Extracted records
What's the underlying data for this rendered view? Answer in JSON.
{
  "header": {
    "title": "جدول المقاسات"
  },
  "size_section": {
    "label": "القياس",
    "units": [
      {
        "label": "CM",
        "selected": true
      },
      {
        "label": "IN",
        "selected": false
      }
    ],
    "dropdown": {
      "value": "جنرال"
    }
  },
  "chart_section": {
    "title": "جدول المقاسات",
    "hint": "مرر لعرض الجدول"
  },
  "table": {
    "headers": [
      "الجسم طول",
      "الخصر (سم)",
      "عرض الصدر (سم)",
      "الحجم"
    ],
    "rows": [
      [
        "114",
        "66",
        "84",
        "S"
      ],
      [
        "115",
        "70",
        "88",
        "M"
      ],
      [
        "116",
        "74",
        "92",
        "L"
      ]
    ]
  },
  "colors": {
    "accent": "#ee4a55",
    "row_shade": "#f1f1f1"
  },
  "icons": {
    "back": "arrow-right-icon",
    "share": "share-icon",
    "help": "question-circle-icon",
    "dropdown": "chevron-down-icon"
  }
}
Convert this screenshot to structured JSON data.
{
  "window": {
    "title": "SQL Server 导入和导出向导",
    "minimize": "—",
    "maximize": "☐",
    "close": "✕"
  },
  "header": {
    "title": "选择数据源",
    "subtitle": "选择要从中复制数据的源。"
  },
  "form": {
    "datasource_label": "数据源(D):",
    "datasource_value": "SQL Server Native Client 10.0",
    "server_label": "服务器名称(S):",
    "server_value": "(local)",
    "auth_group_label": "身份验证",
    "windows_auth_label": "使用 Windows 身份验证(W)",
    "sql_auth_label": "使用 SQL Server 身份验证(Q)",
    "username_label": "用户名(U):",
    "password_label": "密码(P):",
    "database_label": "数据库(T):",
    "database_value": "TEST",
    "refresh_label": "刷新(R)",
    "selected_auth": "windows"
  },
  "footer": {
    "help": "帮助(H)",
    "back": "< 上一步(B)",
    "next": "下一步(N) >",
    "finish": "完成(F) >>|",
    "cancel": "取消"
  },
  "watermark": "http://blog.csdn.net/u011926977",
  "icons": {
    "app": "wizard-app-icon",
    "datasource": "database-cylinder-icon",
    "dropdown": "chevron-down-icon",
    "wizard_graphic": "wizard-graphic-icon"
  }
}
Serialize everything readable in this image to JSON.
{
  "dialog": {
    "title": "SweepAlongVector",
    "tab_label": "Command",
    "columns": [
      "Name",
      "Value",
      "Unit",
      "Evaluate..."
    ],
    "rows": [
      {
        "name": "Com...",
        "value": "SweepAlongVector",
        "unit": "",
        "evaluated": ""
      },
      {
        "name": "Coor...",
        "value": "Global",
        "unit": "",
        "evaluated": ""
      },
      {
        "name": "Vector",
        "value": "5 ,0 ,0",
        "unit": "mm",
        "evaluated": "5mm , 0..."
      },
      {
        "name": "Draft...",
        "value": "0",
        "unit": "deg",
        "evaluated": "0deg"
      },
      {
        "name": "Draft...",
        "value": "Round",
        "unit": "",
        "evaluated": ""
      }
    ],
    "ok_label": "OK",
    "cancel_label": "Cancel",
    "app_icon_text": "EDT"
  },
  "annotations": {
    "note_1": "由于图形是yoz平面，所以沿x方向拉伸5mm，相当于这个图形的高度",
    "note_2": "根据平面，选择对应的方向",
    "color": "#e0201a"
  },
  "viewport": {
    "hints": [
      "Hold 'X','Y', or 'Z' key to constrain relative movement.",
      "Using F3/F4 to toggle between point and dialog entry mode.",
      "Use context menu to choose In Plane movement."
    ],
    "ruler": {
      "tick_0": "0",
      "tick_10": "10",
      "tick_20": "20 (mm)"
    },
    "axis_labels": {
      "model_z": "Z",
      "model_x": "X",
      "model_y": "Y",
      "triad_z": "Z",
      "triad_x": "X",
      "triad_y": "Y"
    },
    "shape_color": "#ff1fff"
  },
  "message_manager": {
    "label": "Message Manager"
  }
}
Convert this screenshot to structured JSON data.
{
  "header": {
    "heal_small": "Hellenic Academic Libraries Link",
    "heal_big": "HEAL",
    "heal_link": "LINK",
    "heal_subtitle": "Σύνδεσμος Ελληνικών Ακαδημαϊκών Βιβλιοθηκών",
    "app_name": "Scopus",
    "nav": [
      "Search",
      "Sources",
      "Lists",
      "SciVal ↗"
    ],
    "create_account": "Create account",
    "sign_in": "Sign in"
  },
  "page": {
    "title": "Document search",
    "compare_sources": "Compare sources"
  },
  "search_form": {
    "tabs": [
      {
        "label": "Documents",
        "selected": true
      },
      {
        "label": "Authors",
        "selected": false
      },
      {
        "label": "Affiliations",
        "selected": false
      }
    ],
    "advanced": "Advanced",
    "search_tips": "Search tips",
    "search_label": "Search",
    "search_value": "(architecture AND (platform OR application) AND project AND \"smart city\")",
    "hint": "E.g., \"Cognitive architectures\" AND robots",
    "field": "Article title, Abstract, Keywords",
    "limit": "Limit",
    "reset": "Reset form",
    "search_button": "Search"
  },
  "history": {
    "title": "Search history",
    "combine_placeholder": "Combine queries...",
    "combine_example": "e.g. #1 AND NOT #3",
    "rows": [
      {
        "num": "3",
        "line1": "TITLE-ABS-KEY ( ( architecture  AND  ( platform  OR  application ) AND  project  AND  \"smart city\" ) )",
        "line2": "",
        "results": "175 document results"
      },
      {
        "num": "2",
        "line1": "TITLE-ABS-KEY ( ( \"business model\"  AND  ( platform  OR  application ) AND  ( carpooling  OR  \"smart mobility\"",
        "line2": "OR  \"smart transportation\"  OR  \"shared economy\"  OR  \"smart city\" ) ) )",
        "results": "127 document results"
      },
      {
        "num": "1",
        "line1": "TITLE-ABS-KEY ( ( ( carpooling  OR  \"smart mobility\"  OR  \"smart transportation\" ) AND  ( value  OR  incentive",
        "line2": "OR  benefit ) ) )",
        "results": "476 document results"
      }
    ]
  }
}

◆ **Exercise description**:
Output the records above in their entirety, exactly.

◆ **The result**:
What's the underlying data for this rendered view? Answer in JSON.
{
  "header": {
    "title": "جدول المقاسات"
  },
  "size_section": {
    "label": "القياس",
    "units": [
      {
        "label": "CM",
        "selected": true
      },
      {
        "label": "IN",
        "selected": false
      }
    ],
    "dropdown": {
      "value": "جنرال"
    }
  },
  "chart_section": {
    "title": "جدول المقاسات",
    "hint": "مرر لعرض الجدول"
  },
  "table": {
    "headers": [
      "الجسم طول",
      "الخصر (سم)",
      "عرض الصدر (سم)",
      "الحجم"
    ],
    "rows": [
      [
        "114",
        "66",
        "84",
        "S"
      ],
      [
        "115",
        "70",
        "88",
        "M"
      ],
      [
        "116",
        "74",
        "92",
        "L"
      ]
    ]
  },
  "colors": {
    "accent": "#ee4a55",
    "row_shade": "#f1f1f1"
  },
  "icons": {
    "back": "arrow-right-icon",
    "share": "share-icon",
    "help": "question-circle-icon",
    "dropdown": "chevron-down-icon"
  }
}
Convert this screenshot to structured JSON data.
{
  "window": {
    "title": "SQL Server 导入和导出向导",
    "minimize": "—",
    "maximize": "☐",
    "close": "✕"
  },
  "header": {
    "title": "选择数据源",
    "subtitle": "选择要从中复制数据的源。"
  },
  "form": {
    "datasource_label": "数据源(D):",
    "datasource_value": "SQL Server Native Client 10.0",
    "server_label": "服务器名称(S):",
    "server_value": "(local)",
    "auth_group_label": "身份验证",
    "windows_auth_label": "使用 Windows 身份验证(W)",
    "sql_auth_label": "使用 SQL Server 身份验证(Q)",
    "username_label": "用户名(U):",
    "password_label": "密码(P):",
    "database_label": "数据库(T):",
    "database_value": "TEST",
    "refresh_label": "刷新(R)",
    "selected_auth": "windows"
  },
  "footer": {
    "help": "帮助(H)",
    "back": "< 上一步(B)",
    "next": "下一步(N) >",
    "finish": "完成(F) >>|",
    "cancel": "取消"
  },
  "watermark": "http://blog.csdn.net/u011926977",
  "icons": {
    "app": "wizard-app-icon",
    "datasource": "database-cylinder-icon",
    "dropdown": "chevron-down-icon",
    "wizard_graphic": "wizard-graphic-icon"
  }
}
Serialize everything readable in this image to JSON.
{
  "dialog": {
    "title": "SweepAlongVector",
    "tab_label": "Command",
    "columns": [
      "Name",
      "Value",
      "Unit",
      "Evaluate..."
    ],
    "rows": [
      {
        "name": "Com...",
        "value": "SweepAlongVector",
        "unit": "",
        "evaluated": ""
      },
      {
        "name": "Coor...",
        "value": "Global",
        "unit": "",
        "evaluated": ""
      },
      {
        "name": "Vector",
        "value": "5 ,0 ,0",
        "unit": "mm",
        "evaluated": "5mm , 0..."
      },
      {
        "name": "Draft...",
        "value": "0",
        "unit": "deg",
        "evaluated": "0deg"
      },
      {
        "name": "Draft...",
        "value": "Round",
        "unit": "",
        "evaluated": ""
      }
    ],
    "ok_label": "OK",
    "cancel_label": "Cancel",
    "app_icon_text": "EDT"
  },
  "annotations": {
    "note_1": "由于图形是yoz平面，所以沿x方向拉伸5mm，相当于这个图形的高度",
    "note_2": "根据平面，选择对应的方向",
    "color": "#e0201a"
  },
  "viewport": {
    "hints": [
      "Hold 'X','Y', or 'Z' key to constrain relative movement.",
      "Using F3/F4 to toggle between point and dialog entry mode.",
      "Use context menu to choose In Plane movement."
    ],
    "ruler": {
      "tick_0": "0",
      "tick_10": "10",
      "tick_20": "20 (mm)"
    },
    "axis_labels": {
      "model_z": "Z",
      "model_x": "X",
      "model_y": "Y",
      "triad_z": "Z",
      "triad_x": "X",
      "triad_y": "Y"
    },
    "shape_color": "#ff1fff"
  },
  "message_manager": {
    "label": "Message Manager"
  }
}
Convert this screenshot to structured JSON data.
{
  "header": {
    "heal_small": "Hellenic Academic Libraries Link",
    "heal_big": "HEAL",
    "heal_link": "LINK",
    "heal_subtitle": "Σύνδεσμος Ελληνικών Ακαδημαϊκών Βιβλιοθηκών",
    "app_name": "Scopus",
    "nav": [
      "Search",
      "Sources",
      "Lists",
      "SciVal ↗"
    ],
    "create_account": "Create account",
    "sign_in": "Sign in"
  },
  "page": {
    "title": "Document search",
    "compare_sources": "Compare sources"
  },
  "search_form": {
    "tabs": [
      {
        "label": "Documents",
        "selected": true
      },
      {
        "label": "Authors",
        "selected": false
      },
      {
        "label": "Affiliations",
        "selected": false
      }
    ],
    "advanced": "Advanced",
    "search_tips": "Search tips",
    "search_label": "Search",
    "search_value": "(architecture AND (platform OR application) AND project AND \"smart city\")",
    "hint": "E.g., \"Cognitive architectures\" AND robots",
    "field": "Article title, Abstract, Keywords",
    "limit": "Limit",
    "reset": "Reset form",
    "search_button": "Search"
  },
  "history": {
    "title": "Search history",
    "combine_placeholder": "Combine queries...",
    "combine_example": "e.g. #1 AND NOT #3",
    "rows": [
      {
        "num": "3",
        "line1": "TITLE-ABS-KEY ( ( architecture  AND  ( platform  OR  application ) AND  project  AND  \"smart city\" ) )",
        "line2": "",
        "results": "175 document results"
      },
      {
        "num": "2",
        "line1": "TITLE-ABS-KEY ( ( \"business model\"  AND  ( platform  OR  application ) AND  ( carpooling  OR  \"smart mobility\"",
        "line2": "OR  \"smart transportation\"  OR  \"shared economy\"  OR  \"smart city\" ) ) )",
        "results": "127 document results"
      },
      {
        "num": "1",
        "line1": "TITLE-ABS-KEY ( ( ( carpooling  OR  \"smart mobility\"  OR  \"smart transportation\" ) AND  ( value  OR  incentive",
        "line2": "OR  benefit ) ) )",
        "results": "476 document results"
      }
    ]
  }
}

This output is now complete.